**Aim of the exercise:** Work out how many lines of the material below mention the word "would"; reply with the number only.

**Material supplied:**
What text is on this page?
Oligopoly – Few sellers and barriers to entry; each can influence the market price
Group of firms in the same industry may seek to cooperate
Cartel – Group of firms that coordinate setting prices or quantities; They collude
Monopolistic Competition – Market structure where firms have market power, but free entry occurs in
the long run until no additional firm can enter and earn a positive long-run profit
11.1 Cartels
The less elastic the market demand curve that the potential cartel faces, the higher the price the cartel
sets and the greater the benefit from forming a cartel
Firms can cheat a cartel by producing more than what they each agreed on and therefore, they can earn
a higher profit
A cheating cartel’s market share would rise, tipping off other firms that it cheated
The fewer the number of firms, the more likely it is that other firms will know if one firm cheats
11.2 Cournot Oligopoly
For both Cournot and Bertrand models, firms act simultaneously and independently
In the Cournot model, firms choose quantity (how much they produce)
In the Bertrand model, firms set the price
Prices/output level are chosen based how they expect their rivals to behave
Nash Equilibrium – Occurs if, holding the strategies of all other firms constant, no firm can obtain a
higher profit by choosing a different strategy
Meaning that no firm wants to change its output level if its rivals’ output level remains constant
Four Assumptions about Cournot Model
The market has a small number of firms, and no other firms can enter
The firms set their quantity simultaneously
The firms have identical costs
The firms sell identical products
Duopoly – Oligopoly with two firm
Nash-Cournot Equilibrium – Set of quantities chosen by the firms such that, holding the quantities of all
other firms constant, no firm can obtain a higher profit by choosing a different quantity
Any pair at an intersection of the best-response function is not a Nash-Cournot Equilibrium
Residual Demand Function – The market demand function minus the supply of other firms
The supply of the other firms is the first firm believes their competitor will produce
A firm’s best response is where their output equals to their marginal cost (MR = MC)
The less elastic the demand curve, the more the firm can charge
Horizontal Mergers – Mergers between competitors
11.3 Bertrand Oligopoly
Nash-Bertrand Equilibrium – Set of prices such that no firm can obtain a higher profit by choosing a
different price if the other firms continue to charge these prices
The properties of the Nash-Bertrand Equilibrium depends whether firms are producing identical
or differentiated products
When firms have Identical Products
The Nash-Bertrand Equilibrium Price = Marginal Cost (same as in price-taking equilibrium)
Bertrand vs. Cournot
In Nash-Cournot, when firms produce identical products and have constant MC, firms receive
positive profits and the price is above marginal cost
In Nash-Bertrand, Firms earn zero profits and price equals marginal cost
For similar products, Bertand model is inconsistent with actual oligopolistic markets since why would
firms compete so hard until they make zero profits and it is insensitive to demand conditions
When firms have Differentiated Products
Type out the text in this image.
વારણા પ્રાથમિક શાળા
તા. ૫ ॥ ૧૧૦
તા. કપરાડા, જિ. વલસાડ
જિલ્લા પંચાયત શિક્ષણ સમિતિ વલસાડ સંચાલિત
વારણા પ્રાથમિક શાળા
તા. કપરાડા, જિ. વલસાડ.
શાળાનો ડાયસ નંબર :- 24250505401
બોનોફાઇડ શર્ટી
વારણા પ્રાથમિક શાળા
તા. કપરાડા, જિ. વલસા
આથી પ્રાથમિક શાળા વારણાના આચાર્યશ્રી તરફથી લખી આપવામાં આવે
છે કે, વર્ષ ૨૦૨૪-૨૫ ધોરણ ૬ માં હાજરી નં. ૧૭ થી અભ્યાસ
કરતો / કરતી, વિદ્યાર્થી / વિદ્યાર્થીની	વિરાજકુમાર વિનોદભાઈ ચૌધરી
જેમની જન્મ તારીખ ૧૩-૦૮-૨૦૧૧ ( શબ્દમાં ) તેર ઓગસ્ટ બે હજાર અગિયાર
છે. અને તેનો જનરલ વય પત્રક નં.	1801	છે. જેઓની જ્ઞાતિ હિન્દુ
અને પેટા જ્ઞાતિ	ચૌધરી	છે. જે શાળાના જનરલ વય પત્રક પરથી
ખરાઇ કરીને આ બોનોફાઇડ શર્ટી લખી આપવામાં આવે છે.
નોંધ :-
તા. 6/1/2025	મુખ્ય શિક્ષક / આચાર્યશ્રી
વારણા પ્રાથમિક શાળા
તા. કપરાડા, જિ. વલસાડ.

**Solution for this task:** 2